§ **WRITTEN REQUEST**: Tally every line featuring "EGLDUSDT", then give that tally alone.

§ **Stored data**:

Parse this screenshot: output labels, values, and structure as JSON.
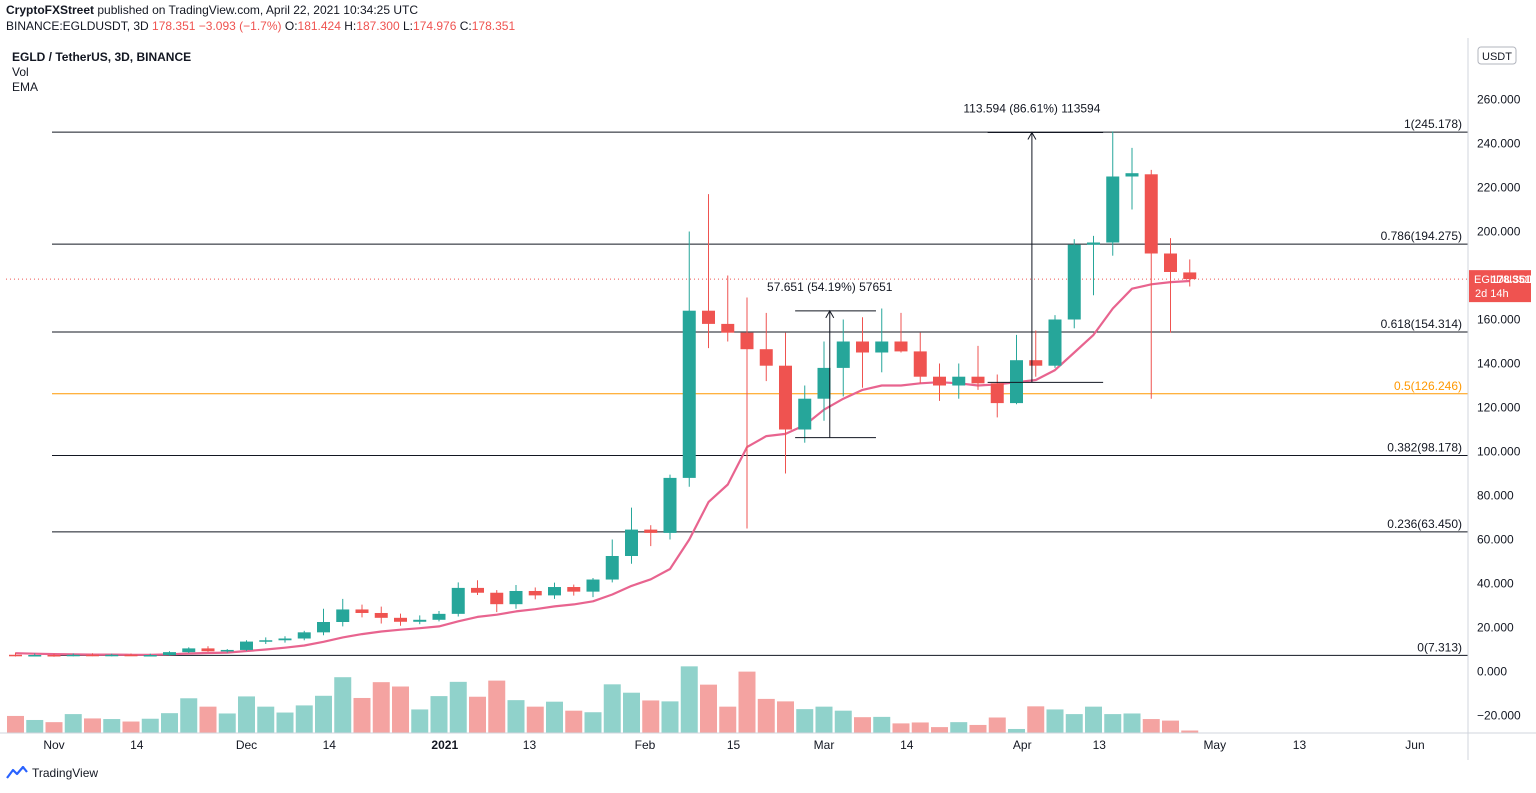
{
  "header": {
    "publisher": "CryptoFXStreet",
    "published_text": "published on TradingView.com, April 22, 2021 10:34:25 UTC",
    "symbol_line": "BINANCE:EGLDUSDT, 3D",
    "last": "178.351",
    "change": "−3.093 (−1.7%)",
    "o_label": "O:",
    "o_val": "181.424",
    "h_label": "H:",
    "h_val": "187.300",
    "l_label": "L:",
    "l_val": "174.976",
    "c_label": "C:",
    "c_val": "178.351"
  },
  "legend": {
    "title": "EGLD / TetherUS, 3D, BINANCE",
    "vol": "Vol",
    "ema": "EMA"
  },
  "axis": {
    "currency": "USDT",
    "price_label_name": "EGLDUSDT",
    "price_label_value": "178.351",
    "countdown": "2d 14h"
  },
  "footer": {
    "brand": "TradingView"
  },
  "colors": {
    "up": "#26a69a",
    "down": "#ef5350",
    "ema": "#e8648f",
    "vol_up": "#90d2cb",
    "vol_down": "#f4a3a1",
    "fib_orange": "#ff9800"
  },
  "chart_data": {
    "type": "candlestick",
    "y_ticks": [
      "260.000",
      "240.000",
      "220.000",
      "200.000",
      "180.000",
      "160.000",
      "140.000",
      "120.000",
      "100.000",
      "80.000",
      "60.000",
      "40.000",
      "20.000",
      "0.000",
      "−20.000"
    ],
    "y_tick_values": [
      260,
      240,
      220,
      200,
      180,
      160,
      140,
      120,
      100,
      80,
      60,
      40,
      20,
      0,
      -20
    ],
    "ylim": [
      -28,
      272
    ],
    "x_ticks": [
      {
        "label": "Nov",
        "idx": 2
      },
      {
        "label": "14",
        "idx": 6.3
      },
      {
        "label": "Dec",
        "idx": 12
      },
      {
        "label": "14",
        "idx": 16.3
      },
      {
        "label": "2021",
        "idx": 22.3,
        "bold": true
      },
      {
        "label": "13",
        "idx": 26.7
      },
      {
        "label": "Feb",
        "idx": 32.7
      },
      {
        "label": "15",
        "idx": 37.3
      },
      {
        "label": "Mar",
        "idx": 42
      },
      {
        "label": "14",
        "idx": 46.3
      },
      {
        "label": "Apr",
        "idx": 52.3
      },
      {
        "label": "13",
        "idx": 56.3
      },
      {
        "label": "May",
        "idx": 62.3
      },
      {
        "label": "13",
        "idx": 66.7
      },
      {
        "label": "Jun",
        "idx": 72.7
      }
    ],
    "candles": [
      [
        7.6,
        8.6,
        6.8,
        7.4,
        5.5
      ],
      [
        7.4,
        8.2,
        6.9,
        7.5,
        4.2
      ],
      [
        7.5,
        8.0,
        6.7,
        7.1,
        3.5
      ],
      [
        7.1,
        8.2,
        6.9,
        7.6,
        6.1
      ],
      [
        7.6,
        8.3,
        7.0,
        7.4,
        4.7
      ],
      [
        7.4,
        8.1,
        6.9,
        7.6,
        4.5
      ],
      [
        7.6,
        8.2,
        7.1,
        7.3,
        3.7
      ],
      [
        7.3,
        8.1,
        6.9,
        7.5,
        4.6
      ],
      [
        7.5,
        9.2,
        7.2,
        8.8,
        6.4
      ],
      [
        8.8,
        11.0,
        8.4,
        10.5,
        11.2
      ],
      [
        10.5,
        11.5,
        8.9,
        9.2,
        8.5
      ],
      [
        9.2,
        10.2,
        8.6,
        9.8,
        6.3
      ],
      [
        9.8,
        14.2,
        9.4,
        13.6,
        11.8
      ],
      [
        13.6,
        15.5,
        12.5,
        14.2,
        8.5
      ],
      [
        14.2,
        16.0,
        13.1,
        15.0,
        6.6
      ],
      [
        15.0,
        18.5,
        14.2,
        17.8,
        8.9
      ],
      [
        17.8,
        28.5,
        16.5,
        22.5,
        12.0
      ],
      [
        22.5,
        33.0,
        20.5,
        28.2,
        18.0
      ],
      [
        28.2,
        30.4,
        24.6,
        26.6,
        11.3
      ],
      [
        26.6,
        29.5,
        21.8,
        24.4,
        16.4
      ],
      [
        24.4,
        26.3,
        20.8,
        22.6,
        15.0
      ],
      [
        22.6,
        25.5,
        21.5,
        23.5,
        7.6
      ],
      [
        23.5,
        27.5,
        22.8,
        26.2,
        11.9
      ],
      [
        26.2,
        40.5,
        25.0,
        38.0,
        16.5
      ],
      [
        38.0,
        41.5,
        34.8,
        35.8,
        11.7
      ],
      [
        35.8,
        37.0,
        27.0,
        30.6,
        16.9
      ],
      [
        30.6,
        39.3,
        28.5,
        36.6,
        10.6
      ],
      [
        36.6,
        38.2,
        32.8,
        34.6,
        8.5
      ],
      [
        34.6,
        40.4,
        33.0,
        38.4,
        10.1
      ],
      [
        38.4,
        39.5,
        34.5,
        36.3,
        7.2
      ],
      [
        36.3,
        42.5,
        33.8,
        41.8,
        6.7
      ],
      [
        41.8,
        60.0,
        40.5,
        52.5,
        15.7
      ],
      [
        52.5,
        74.5,
        49.0,
        64.5,
        13.0
      ],
      [
        64.5,
        66.5,
        57.0,
        63.0,
        10.5
      ],
      [
        63.0,
        89.5,
        60.0,
        88.0,
        10.2
      ],
      [
        88.0,
        200.0,
        84.0,
        164.0,
        21.5
      ],
      [
        164.0,
        217.0,
        147.0,
        158.0,
        15.6
      ],
      [
        158.0,
        180.0,
        150.0,
        154.0,
        8.5
      ],
      [
        154.0,
        170.0,
        65.0,
        146.5,
        19.8
      ],
      [
        146.5,
        163.0,
        132.0,
        139.0,
        11.0
      ],
      [
        139.0,
        154.0,
        90.0,
        110.0,
        10.2
      ],
      [
        110.0,
        130.0,
        104.0,
        124.0,
        7.7
      ],
      [
        124.0,
        150.0,
        114.0,
        138.0,
        8.5
      ],
      [
        138.0,
        160.0,
        125.0,
        150.0,
        7.2
      ],
      [
        150.0,
        161.0,
        129.0,
        145.0,
        5.1
      ],
      [
        145.0,
        165.0,
        136.0,
        150.0,
        5.2
      ],
      [
        150.0,
        163.0,
        145.0,
        145.5,
        3.1
      ],
      [
        145.5,
        154.0,
        131.0,
        134.0,
        3.4
      ],
      [
        134.0,
        140.0,
        123.0,
        130.0,
        1.9
      ],
      [
        130.0,
        140.0,
        124.0,
        134.0,
        3.5
      ],
      [
        134.0,
        148.0,
        128.0,
        131.0,
        2.6
      ],
      [
        131.0,
        135.0,
        115.5,
        122.0,
        5.0
      ],
      [
        122.0,
        153.0,
        121.5,
        141.5,
        1.3
      ],
      [
        141.5,
        155.0,
        134.0,
        139.0,
        8.6
      ],
      [
        139.0,
        162.0,
        138.0,
        160.0,
        7.6
      ],
      [
        160.0,
        196.5,
        156.0,
        194.0,
        6.1
      ],
      [
        194.0,
        198.0,
        171.0,
        195.0,
        8.5
      ],
      [
        195.0,
        245.5,
        189.0,
        225.0,
        6.1
      ],
      [
        225.0,
        238.0,
        210.0,
        226.5,
        6.3
      ],
      [
        226.0,
        228.0,
        124.0,
        190.0,
        4.5
      ],
      [
        190.0,
        197.0,
        154.0,
        181.6,
        4.0
      ],
      [
        181.4,
        187.3,
        175.0,
        178.35,
        0.8
      ]
    ],
    "ema": [
      8.3,
      8.1,
      7.9,
      7.8,
      7.7,
      7.7,
      7.6,
      7.6,
      7.8,
      8.2,
      8.4,
      8.6,
      9.3,
      10.0,
      10.8,
      11.8,
      13.5,
      15.5,
      17.0,
      18.2,
      19.0,
      19.7,
      20.5,
      22.8,
      24.8,
      25.8,
      27.3,
      28.3,
      29.6,
      30.5,
      31.9,
      35.0,
      38.9,
      41.9,
      46.6,
      60.0,
      77.0,
      85.0,
      102.0,
      107.0,
      108.0,
      112.0,
      119.0,
      124.0,
      128.0,
      130.0,
      130.0,
      131.0,
      131.5,
      131.0,
      130.0,
      130.5,
      131.5,
      132.5,
      137.0,
      145.0,
      153.0,
      165.0,
      174.0,
      176.0,
      177.0,
      177.5
    ],
    "fib_levels": [
      {
        "label": "1(245.178)",
        "value": 245.178
      },
      {
        "label": "0.786(194.275)",
        "value": 194.275
      },
      {
        "label": "0.618(154.314)",
        "value": 154.314
      },
      {
        "label": "0.5(126.246)",
        "value": 126.246,
        "color": "orange"
      },
      {
        "label": "0.382(98.178)",
        "value": 98.178
      },
      {
        "label": "0.236(63.450)",
        "value": 63.45
      },
      {
        "label": "0(7.313)",
        "value": 7.313
      }
    ],
    "measures": [
      {
        "label": "57.651 (54.19%) 57651",
        "from_idx": 40.5,
        "to_idx": 44.7,
        "low": 106.3,
        "high": 163.9,
        "arrow_idx": 42.3
      },
      {
        "label": "113.594 (86.61%) 113594",
        "from_idx": 50.5,
        "to_idx": 56.5,
        "low": 131.4,
        "high": 245.0,
        "arrow_idx": 52.8
      }
    ]
  }
}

§ **PROBLEM SOLUTION**: 2